I have given a week and more to the Biennial Meeting of the National Council of Women of the U.S.A. at Detroit.  I have used my influence backed by Dr [Thelburg] and Prof Whitney of Vassar and others devoted to what the Council was formed to do, to take the Council out of the hands that have so long ruled and to [frustrate] the band of super-"patriotic" societies that had determined to place in the President's office a Woman's Relief Corps woman who sees red every time peace is mentioned and was the moving element in the expulsion of the W.I.L.P.F.

I wrote Mrs Moore after the occurrence with our League that "the action taken showed that the soul of the Council was dead and that it could not have even an honorable funeral."

I then thought I should never attend another meeting after the Quinquennial at Washington when Mrs Post and I sat as Fraternal delegates to the International body of the Council ↑a delegate for W.I.L.P.F.↓

During my trip abroad, this past summer, however I saw what confusion would result in European circles of organized womanhood if our Council should become just a union of the ten or more patriotic societies which were trying to take possession of it; and the election of a chosen candidate for Pres. would be a signal for the League of Women Voters, the Federation of Women's Clubs the University Women and many others to retire from the Council in this country.

I also saw in Geneva a confusion of thought in high places as to what the women of America thought and would support in the Commissions of the League of nations connected with the interests of women and children, and which confusion could only be resolved by some united action which the Council alone, if properly equipped and officered, could render.

I therefore decided to send out the [enclosed] message, I cannot take time to tell you the complications, far more than I had imagined in advance, which met me at Detroit. I had hesitated to go by Dr Telberg and I alone of all the we women who met at the formation of the International and National Councils in 1888 survive in active influence in the Council and Prof Whitney assured me nothing vital could be done without my presence. I went out therefore and for the first and I hope the last time in my life acted as "campaign manager" in a struggle for office.

Dr. Katherine Bement Davis was our first choice for President [although] personally (had she had financial ability to undertake it) I wanted Mrs Glen Laven Swiggit of Washington from her Pan-American service, as my first choice.

At the last minute we received the absolute refusal of Dr. Davis in whom all the progressives had such confidence to allow her name to be used in nomination. 

Dr. Valeria Parker was on the spot and my influence with the American Social Hygiene Assn of which she is a salaried staff officer seemed to make it safe to use her name for President and she made a fine place in the hearts and min minds of the delegate at once.

Knowing her entire loyalty to the highest patriotism and the broadest internationalism and the fact that she has already made for herself a place in Europe with such leaders as Lady Astor and the leaders ↑officers↓ of the International [page 2] Council of Women and is persona [grata] with the Federation of Women's Clubs and other big organizations now in the National Council, I felt it right to make her President and we did it.

════

PROBLEM: Please update the passage about the Detroit meeting: give everything from "At the last" down to "used in nomination." again, with "absolute refusal" changed to "flat refusal".

MATERIAL:
════

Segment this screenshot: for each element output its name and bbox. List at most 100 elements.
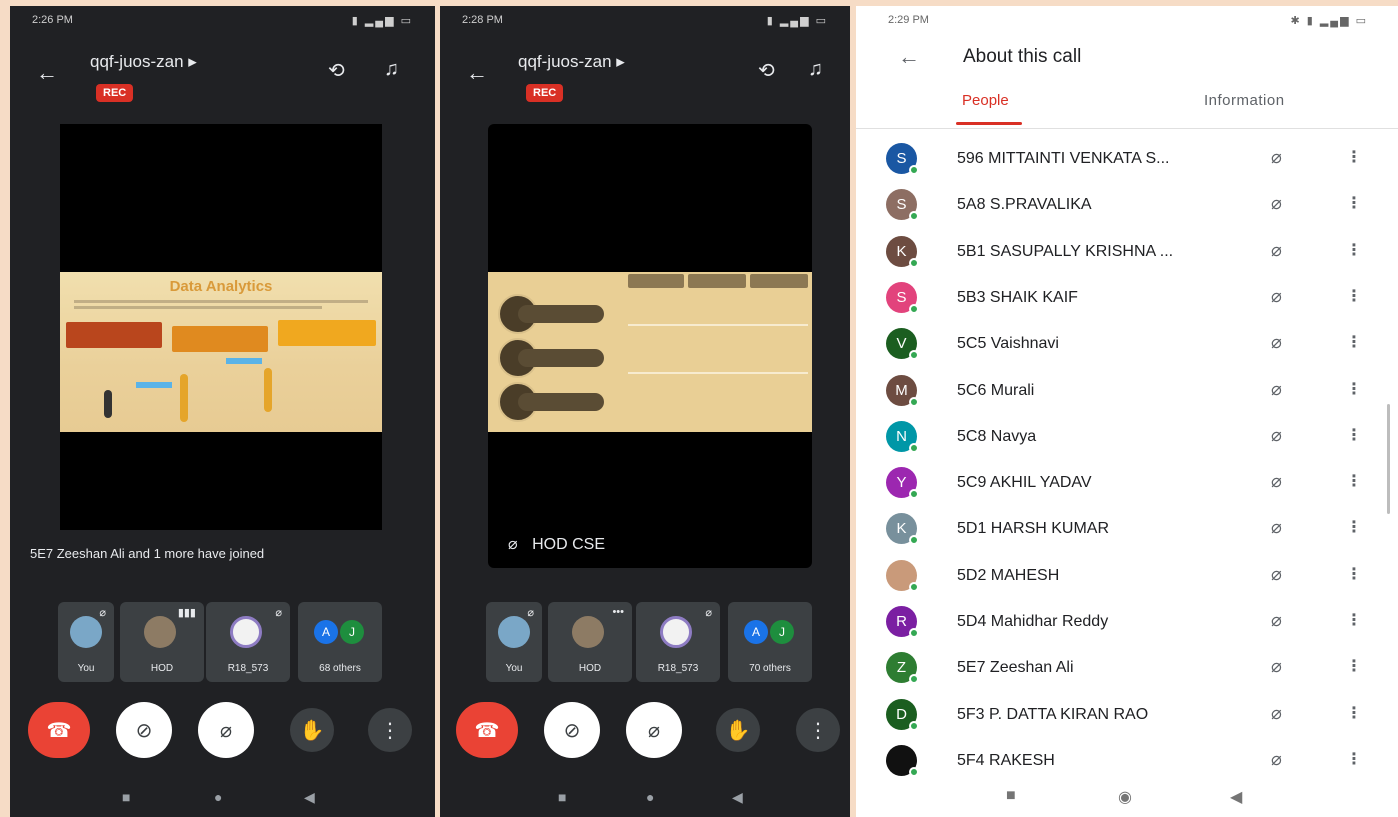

════

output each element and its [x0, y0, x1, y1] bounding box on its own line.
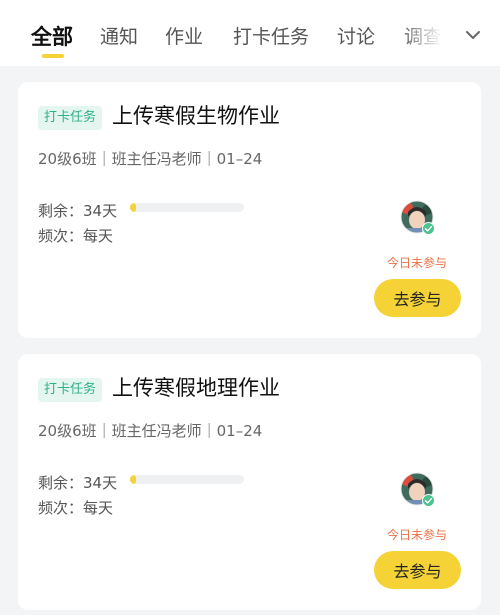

════

FULL SOLUTION:
At the last minute we received the flat refusal of Dr. Davis in whom all the progressives had such confidence to allow her name to be used in nomination.